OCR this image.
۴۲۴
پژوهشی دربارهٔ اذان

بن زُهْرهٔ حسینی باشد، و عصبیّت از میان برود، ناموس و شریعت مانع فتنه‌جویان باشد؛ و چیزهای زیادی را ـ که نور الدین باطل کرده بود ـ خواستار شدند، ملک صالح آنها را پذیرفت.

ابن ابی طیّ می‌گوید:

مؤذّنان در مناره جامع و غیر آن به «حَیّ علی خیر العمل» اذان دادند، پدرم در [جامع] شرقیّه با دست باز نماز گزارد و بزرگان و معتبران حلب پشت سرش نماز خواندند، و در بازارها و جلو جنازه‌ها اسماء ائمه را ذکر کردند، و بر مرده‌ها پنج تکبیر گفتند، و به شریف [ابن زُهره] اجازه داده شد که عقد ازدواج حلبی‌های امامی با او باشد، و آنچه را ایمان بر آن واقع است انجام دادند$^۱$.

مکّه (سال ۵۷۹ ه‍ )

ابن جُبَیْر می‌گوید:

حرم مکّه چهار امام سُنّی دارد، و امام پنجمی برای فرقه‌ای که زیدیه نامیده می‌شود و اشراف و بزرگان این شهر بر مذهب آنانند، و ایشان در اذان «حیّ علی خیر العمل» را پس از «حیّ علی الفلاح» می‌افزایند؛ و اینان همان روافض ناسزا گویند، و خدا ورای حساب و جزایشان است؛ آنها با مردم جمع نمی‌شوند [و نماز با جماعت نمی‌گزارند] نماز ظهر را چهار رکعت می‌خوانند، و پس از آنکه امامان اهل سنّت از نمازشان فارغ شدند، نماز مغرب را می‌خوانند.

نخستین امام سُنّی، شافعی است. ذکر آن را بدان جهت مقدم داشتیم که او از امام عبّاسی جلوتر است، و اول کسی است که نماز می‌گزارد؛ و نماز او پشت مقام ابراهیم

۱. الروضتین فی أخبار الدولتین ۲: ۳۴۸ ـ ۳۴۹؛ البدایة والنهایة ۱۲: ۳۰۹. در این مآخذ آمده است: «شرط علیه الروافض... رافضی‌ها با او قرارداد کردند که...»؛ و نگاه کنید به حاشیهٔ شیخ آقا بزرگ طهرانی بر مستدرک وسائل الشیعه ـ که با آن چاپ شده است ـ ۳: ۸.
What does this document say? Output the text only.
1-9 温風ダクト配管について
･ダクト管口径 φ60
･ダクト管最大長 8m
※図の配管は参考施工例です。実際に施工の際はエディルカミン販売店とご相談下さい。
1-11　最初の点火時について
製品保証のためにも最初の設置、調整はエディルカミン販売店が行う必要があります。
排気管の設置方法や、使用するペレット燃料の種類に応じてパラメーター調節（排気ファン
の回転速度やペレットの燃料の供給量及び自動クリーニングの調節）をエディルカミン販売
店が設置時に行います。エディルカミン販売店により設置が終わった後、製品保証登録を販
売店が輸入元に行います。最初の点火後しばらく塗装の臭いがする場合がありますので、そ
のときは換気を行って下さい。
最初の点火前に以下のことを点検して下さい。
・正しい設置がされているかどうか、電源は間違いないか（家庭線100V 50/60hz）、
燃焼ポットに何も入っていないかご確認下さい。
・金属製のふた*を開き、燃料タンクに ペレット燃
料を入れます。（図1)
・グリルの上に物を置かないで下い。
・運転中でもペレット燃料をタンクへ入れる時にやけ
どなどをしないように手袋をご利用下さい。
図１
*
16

□ □ □ □

Check the records above line by line and tally those holding the string "شدند". Answer with the number only.

2